Tasks and exercises |
**1)** Name every common setting that the HPC Toolkit text lists under "Common Settings".
**2)** Reproduce the HPC Toolkit text word for word from "For example, if" to "the GCP resources.".

Each Toolkit module depends upon Google Cloud services ("APIs") being enabled in the project used by the HPC environment. For example, the creation of VMs requires the Compute Engine API (compute.googleapis.com). The startup-script module requires the Cloud Storage API (storage.googleapis.com) for storage of the scripts themselves. Each module includes in the Toolkit source code describes its required APIs internally. The Toolkit will merge the requiements from all modules and automatically validate that all APIs are enabled in the project specified by $(vars.project_id).

For advanced multi-project use cases and for modules not included with the Toolkit, you may manually add required APIs to each module with the following format:

deployment_groups:
- group: primary
  modules:
  ...
  - id: examplevm
    source: modules/example/module
    required_apis:
      $(vars.project_id):
      - compute.googleapis.com
      - storage.googleapis.com
      $(vars.other_project_id):
      - storage.googleapis.com
      explicit-project-id:
      - file.googleapis.com
    settings:
    ...

Common Settings

The following common naming conventions should be used to decrease the verbosity needed to define a blueprint. This is intentional to allow multiple modules to share inferred settings from deployment variables or from other modules listed under the use field.

For example, if all modules are to be created in a single region, that region can be defined as a deployment variable named region, which is shared between all modules without an explicit setting. Similarly, if many modules need to be connected to the same VPC network, they all can add the vpc module ID to their use list so that network_name would be inferred from that vpc module rather than having to set it manually.

  • project_id: The GCP project ID in which to create the GCP resources.
  • deployment_name: The name of the current deployment of a blueprint. This can help to avoid naming conflicts of modules when multiple deployments are created from the same blueprint.
  • region: The GCP region the module will be created in.
  • zone: The GCP zone the module will be created in.
  • network_name: The name of the network a module will use or connect to.
  • labels: Labels added to the module. In order to include any module in advanced monitoring, labels must be exposed. We strongly recommend that all modules expose this variable.

Writing Custom HPC Modules

Modules are flexible by design, however we do define some best practices when creating a new module meant to be used with the HPC Toolkit.

Terraform Requirements

The module source field must point to a single terraform module. We recommend the following structure:

  • main.tf file composing the terraform resources using provided variables.
  • variables.tf file defining the variables used.
  • (Optional) outputs.tf file defining any exported outputs used (if any).
  • (Optional) modules/ sub-directory pointing to submodules needed to create the top level module.

General Best Practices

  • Variables for environment-specific values (like project_id) should not be given defaults. This forces the calling module to provide meaningful values.
  • Variables should only have zero-value defaults (like null or empty strings) where leaving the variable empty is a valid preference which will not be rejected by the underlying API(s).
  • Set good defaults wherever possible. Be opinionated about HPC use cases.
  • Follow common variable naming conventions.

Terraform Coding Standards

Any Terraform based modules in the HPC Toolkit should implement the following standards:

  • terraform-docs is used to generate README files for each module.
  • The first parameter listed under a module should be source (when referring to an external implementation).
  • The order for parameters in inputs should be:
    • description
    • type
    • default
  • The order for parameters in outputs should be:
    • description
    • value

(Spatial annotation listing)
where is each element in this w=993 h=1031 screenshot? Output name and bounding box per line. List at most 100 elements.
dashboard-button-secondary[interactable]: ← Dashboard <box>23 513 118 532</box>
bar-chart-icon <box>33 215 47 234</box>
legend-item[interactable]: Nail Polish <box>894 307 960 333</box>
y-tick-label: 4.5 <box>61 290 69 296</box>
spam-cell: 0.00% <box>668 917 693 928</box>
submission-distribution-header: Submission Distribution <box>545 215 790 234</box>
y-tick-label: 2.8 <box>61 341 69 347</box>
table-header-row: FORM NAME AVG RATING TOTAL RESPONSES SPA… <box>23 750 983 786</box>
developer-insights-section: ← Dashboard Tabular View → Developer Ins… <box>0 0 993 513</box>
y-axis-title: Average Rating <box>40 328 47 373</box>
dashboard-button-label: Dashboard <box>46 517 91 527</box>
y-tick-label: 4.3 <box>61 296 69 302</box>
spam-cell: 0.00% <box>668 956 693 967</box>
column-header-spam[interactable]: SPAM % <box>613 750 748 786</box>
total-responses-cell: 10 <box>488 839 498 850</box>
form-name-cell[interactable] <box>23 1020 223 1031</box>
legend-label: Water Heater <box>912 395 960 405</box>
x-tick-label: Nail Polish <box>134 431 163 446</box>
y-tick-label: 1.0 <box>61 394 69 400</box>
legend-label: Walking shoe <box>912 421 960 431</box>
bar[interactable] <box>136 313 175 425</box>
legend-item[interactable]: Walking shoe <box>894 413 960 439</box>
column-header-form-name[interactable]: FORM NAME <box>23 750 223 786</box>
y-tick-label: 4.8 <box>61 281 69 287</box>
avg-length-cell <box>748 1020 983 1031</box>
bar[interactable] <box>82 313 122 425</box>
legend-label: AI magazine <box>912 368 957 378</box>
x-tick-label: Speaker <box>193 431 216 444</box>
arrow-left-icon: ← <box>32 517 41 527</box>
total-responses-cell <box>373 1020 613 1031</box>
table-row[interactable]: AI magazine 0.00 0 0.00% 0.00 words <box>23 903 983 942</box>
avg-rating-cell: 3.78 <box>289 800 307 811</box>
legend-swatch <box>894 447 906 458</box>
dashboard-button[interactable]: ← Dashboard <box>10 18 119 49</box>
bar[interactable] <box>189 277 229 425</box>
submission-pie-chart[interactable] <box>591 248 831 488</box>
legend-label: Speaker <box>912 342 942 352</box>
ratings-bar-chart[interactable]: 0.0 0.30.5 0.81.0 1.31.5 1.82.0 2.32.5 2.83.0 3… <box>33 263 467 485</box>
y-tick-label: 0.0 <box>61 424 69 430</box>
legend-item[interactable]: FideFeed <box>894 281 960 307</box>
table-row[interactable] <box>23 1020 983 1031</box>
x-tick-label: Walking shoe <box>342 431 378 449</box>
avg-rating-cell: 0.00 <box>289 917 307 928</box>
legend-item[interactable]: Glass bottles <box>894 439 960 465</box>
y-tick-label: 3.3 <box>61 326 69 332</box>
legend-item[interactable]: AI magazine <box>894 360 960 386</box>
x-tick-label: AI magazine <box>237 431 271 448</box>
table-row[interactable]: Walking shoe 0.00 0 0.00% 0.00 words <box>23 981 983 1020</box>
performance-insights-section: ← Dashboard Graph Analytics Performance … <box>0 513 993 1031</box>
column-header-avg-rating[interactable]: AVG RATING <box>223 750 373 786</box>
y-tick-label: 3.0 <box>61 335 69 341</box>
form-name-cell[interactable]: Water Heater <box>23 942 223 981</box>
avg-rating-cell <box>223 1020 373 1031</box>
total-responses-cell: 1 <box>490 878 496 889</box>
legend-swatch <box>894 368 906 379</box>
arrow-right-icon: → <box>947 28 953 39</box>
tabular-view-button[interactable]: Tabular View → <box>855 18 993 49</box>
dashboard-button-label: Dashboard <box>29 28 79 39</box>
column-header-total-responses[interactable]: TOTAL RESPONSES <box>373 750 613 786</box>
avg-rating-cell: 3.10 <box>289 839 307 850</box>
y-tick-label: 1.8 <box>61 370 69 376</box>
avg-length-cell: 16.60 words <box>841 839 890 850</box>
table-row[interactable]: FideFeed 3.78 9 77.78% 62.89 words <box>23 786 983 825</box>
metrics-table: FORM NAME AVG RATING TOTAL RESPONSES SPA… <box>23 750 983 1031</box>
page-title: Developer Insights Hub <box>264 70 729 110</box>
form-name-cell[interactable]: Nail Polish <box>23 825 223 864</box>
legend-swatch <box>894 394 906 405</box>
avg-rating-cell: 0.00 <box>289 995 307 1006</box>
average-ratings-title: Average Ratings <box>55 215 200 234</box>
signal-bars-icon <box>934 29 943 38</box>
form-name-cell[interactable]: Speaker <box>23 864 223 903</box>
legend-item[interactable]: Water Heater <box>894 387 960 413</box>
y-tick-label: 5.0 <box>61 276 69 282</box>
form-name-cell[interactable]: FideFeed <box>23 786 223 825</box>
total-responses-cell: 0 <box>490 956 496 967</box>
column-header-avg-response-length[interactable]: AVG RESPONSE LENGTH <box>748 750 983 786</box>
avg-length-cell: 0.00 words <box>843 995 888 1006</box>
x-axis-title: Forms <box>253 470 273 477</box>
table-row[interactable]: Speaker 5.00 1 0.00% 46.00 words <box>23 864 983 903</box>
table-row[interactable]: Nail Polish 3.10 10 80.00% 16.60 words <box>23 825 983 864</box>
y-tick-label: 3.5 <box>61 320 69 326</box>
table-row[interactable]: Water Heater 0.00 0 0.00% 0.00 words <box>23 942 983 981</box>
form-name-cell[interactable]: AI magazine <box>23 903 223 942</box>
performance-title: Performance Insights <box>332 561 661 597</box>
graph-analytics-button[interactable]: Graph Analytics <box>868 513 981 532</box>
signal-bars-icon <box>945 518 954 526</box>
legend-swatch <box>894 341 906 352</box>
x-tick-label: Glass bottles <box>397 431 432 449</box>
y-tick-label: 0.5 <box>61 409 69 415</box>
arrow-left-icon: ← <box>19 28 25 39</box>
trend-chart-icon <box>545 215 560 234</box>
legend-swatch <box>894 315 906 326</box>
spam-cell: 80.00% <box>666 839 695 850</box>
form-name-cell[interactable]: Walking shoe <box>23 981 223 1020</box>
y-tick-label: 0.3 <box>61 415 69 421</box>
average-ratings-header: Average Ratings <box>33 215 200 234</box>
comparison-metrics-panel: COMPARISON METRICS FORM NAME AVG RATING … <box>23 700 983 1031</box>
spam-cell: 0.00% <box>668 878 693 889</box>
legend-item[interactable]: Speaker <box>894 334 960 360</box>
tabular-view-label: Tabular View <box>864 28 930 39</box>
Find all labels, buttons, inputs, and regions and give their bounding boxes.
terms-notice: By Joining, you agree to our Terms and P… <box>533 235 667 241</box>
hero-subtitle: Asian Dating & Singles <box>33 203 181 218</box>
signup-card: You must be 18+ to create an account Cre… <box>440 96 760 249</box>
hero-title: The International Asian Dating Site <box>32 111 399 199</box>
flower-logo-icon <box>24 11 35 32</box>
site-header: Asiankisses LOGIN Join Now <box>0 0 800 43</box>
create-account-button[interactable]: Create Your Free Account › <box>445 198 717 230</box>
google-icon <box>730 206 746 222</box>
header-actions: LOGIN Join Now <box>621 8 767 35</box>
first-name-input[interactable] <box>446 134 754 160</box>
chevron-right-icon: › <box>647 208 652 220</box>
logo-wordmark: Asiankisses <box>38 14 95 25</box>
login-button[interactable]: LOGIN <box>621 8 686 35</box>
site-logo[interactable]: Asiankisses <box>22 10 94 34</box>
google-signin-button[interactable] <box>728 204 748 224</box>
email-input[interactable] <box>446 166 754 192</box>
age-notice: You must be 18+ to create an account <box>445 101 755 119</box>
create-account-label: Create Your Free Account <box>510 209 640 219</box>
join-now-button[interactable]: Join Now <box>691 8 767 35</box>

Answers to the problems |
**1)** project_id, deployment_name, region, zone, network_name, labels

**2)**
For example, if all modules are to be created in a single region, that region can be defined as a deployment variable named region, which is shared between all modules without an explicit setting. Similarly, if many modules need to be connected to the same VPC network, they all can add the vpc module ID to their use list so that network_name would be inferred from that vpc module rather than having to set it manually.

  • project_id: The GCP project ID in which to create the GCP resources.